Tell me how many lines hold "sobre", please, using only the number.

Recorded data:
____

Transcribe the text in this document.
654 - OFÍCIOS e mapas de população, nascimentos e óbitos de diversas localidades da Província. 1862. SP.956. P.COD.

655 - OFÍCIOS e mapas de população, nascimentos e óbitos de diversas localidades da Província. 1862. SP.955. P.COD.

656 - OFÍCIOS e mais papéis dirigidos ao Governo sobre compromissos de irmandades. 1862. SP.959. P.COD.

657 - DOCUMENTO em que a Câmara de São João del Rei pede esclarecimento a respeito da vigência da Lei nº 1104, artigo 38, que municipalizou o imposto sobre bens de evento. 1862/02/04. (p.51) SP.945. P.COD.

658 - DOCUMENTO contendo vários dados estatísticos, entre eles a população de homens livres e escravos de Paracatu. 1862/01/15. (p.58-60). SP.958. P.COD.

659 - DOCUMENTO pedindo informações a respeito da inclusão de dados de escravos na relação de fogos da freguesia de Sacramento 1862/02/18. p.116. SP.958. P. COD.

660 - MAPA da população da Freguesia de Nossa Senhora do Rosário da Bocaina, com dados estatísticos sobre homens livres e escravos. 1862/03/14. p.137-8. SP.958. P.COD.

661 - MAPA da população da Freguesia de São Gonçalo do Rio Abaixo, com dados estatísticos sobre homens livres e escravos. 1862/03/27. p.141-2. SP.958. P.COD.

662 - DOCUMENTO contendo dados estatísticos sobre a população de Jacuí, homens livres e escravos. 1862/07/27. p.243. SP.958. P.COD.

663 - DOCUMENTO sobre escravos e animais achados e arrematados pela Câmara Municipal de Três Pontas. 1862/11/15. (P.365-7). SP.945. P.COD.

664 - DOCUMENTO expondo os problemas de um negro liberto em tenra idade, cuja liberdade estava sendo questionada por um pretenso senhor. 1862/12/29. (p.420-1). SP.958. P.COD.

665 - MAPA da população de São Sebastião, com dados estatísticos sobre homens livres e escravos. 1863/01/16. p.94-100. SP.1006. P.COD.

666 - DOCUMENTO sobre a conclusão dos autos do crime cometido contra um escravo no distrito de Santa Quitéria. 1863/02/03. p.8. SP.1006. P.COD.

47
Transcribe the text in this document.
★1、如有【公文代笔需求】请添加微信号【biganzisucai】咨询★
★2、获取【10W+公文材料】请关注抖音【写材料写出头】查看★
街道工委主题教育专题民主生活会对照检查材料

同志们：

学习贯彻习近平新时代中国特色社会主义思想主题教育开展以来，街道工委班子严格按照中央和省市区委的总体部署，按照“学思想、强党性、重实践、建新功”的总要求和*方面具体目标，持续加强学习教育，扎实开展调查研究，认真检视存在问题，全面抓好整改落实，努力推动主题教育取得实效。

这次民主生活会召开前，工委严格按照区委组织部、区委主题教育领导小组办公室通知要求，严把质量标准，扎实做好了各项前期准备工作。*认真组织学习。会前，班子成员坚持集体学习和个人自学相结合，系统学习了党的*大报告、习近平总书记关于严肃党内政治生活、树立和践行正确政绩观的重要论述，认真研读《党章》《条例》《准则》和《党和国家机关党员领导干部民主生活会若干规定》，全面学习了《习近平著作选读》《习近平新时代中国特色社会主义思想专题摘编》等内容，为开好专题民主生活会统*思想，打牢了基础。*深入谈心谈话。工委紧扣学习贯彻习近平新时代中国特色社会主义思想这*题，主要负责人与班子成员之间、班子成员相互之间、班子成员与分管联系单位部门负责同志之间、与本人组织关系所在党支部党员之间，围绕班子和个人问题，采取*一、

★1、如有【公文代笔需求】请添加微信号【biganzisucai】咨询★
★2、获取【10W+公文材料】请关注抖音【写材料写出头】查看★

____

▸ **RESULT OF THE TASK**: 8